-- Working data follows --
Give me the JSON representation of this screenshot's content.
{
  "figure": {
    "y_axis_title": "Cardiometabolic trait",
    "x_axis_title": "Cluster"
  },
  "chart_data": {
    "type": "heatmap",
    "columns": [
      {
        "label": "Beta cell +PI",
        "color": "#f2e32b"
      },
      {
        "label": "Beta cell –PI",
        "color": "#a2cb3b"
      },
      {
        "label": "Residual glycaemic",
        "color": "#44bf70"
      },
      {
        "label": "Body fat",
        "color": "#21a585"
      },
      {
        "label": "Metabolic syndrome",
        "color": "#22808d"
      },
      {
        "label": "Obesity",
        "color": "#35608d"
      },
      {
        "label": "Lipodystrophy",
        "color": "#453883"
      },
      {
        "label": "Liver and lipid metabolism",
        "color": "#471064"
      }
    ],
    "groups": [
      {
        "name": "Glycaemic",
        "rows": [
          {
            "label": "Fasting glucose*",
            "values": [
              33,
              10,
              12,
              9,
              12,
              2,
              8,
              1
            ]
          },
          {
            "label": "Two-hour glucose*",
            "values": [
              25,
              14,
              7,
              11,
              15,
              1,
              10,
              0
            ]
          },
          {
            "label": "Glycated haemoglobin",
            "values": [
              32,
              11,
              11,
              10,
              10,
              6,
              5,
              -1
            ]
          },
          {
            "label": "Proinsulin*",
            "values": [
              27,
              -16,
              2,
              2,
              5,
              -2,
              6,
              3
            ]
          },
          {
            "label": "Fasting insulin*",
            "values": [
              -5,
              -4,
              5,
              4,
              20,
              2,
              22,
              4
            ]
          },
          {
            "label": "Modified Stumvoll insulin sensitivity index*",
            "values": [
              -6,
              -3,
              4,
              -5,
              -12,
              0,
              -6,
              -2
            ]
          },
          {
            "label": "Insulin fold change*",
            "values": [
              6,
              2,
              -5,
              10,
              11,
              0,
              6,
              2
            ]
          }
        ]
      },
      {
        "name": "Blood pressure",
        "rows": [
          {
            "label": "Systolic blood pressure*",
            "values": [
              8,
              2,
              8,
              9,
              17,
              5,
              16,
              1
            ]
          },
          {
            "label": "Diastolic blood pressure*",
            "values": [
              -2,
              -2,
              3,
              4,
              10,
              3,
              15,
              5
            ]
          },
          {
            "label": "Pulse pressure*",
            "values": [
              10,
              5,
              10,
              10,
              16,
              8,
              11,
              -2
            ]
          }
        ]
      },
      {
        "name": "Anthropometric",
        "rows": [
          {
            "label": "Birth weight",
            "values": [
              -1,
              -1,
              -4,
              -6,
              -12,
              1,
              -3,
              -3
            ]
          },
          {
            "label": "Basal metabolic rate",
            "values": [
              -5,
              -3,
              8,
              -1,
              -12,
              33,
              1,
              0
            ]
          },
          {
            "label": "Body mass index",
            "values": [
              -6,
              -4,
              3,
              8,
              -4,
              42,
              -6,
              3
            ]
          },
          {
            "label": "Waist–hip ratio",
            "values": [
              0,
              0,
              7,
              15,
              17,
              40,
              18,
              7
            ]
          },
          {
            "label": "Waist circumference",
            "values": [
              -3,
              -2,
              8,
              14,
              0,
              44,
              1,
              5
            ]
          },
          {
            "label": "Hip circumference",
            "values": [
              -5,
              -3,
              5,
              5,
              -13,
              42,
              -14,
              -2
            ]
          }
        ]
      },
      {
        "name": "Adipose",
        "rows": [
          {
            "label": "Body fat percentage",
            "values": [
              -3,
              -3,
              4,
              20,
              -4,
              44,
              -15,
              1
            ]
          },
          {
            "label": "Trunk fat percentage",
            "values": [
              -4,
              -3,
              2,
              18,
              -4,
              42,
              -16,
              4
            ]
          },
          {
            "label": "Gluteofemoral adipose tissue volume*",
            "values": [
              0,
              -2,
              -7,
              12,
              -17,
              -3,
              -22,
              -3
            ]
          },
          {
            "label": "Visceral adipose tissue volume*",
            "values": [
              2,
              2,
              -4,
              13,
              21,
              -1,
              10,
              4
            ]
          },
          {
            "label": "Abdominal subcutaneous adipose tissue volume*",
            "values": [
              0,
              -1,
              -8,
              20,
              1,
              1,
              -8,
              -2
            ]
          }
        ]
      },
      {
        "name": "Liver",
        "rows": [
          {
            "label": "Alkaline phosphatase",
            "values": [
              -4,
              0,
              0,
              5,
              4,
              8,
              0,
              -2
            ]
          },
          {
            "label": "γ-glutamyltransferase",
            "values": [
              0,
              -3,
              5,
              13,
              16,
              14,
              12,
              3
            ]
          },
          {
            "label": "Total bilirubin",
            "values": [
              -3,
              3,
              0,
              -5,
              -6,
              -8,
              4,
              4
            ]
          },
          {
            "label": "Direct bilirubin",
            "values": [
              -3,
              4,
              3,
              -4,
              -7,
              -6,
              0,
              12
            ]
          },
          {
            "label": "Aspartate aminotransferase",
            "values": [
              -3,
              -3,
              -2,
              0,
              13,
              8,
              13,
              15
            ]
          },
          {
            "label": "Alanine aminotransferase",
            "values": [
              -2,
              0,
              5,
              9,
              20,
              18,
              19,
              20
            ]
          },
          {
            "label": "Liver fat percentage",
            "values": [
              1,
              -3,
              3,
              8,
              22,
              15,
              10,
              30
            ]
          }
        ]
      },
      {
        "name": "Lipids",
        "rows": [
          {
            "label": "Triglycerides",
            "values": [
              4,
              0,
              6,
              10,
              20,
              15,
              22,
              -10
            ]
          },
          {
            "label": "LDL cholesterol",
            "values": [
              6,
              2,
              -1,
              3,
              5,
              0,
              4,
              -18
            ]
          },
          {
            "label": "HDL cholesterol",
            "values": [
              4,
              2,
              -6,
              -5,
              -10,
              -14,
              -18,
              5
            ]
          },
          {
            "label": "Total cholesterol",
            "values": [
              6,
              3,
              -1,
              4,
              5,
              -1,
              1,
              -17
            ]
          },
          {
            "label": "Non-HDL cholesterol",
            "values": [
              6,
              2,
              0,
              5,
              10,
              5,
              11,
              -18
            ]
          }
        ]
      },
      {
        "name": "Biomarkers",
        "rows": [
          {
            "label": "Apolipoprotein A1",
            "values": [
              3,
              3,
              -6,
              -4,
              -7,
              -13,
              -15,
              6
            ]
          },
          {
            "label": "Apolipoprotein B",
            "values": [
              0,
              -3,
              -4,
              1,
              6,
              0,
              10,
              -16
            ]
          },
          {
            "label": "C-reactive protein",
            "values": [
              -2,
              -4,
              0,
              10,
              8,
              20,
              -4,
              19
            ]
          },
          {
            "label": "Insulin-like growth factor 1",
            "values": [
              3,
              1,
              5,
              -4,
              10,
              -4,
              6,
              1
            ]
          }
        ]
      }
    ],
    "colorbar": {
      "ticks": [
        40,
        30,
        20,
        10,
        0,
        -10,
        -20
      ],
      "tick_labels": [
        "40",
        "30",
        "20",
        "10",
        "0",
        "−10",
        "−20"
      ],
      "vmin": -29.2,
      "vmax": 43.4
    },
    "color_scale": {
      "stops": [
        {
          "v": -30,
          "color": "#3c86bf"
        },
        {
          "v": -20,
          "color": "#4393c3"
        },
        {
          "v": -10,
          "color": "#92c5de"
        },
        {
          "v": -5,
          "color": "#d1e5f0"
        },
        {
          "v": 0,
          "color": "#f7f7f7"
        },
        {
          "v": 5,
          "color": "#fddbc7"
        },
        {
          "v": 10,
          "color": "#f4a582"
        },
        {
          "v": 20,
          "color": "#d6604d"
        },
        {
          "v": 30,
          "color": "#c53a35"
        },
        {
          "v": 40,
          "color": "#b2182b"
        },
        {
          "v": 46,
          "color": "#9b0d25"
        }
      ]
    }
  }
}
-- Working data concluded --
§ The problem
Return all lines of the data in which the string "index" appears.

§ Solved problem
            "label": "Modified Stumvoll insulin sensitivity index*",
            "label": "Body mass index",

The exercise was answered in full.